**What the task requires**. Scan the entries below and extract each line with the word "values" in it.

**Data shown**.

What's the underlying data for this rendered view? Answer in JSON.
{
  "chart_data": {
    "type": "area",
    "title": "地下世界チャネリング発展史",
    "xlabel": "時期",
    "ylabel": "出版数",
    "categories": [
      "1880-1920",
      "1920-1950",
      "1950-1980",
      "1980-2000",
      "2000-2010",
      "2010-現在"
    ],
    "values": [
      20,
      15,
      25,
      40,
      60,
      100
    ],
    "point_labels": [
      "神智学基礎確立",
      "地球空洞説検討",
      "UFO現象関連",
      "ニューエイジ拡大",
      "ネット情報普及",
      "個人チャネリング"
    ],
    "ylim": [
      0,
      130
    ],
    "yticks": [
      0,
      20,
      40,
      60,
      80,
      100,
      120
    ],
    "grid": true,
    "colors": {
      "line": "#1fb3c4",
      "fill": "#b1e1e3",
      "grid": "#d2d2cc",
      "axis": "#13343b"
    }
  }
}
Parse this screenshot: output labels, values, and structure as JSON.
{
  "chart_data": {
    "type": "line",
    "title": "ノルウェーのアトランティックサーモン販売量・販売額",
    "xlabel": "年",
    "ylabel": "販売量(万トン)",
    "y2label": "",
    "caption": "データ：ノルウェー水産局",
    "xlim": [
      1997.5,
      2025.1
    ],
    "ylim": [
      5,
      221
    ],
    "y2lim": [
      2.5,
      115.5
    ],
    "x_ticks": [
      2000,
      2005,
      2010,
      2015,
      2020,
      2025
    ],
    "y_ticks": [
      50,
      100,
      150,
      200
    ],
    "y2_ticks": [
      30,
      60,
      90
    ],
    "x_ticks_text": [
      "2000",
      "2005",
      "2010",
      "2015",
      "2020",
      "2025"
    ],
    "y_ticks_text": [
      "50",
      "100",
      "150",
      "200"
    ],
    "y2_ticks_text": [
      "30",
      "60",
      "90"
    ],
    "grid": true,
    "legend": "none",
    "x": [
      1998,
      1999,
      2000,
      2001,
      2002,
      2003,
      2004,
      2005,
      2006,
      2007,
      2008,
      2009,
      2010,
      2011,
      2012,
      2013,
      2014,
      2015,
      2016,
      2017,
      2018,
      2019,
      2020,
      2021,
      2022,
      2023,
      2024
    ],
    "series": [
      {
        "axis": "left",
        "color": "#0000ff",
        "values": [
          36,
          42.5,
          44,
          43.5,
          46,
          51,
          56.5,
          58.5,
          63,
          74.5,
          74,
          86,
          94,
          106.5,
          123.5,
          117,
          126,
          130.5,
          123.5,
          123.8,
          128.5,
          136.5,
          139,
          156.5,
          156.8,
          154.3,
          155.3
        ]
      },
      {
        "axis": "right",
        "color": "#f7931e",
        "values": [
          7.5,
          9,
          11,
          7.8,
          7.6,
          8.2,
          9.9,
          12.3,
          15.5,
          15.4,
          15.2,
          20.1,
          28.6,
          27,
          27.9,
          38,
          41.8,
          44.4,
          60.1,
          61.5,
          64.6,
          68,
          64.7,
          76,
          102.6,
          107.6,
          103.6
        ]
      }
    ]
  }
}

**Final answer**.
    "values": [
Parse this screenshot: output labels, values, and structure as JSON.
        "values": [
        "values": [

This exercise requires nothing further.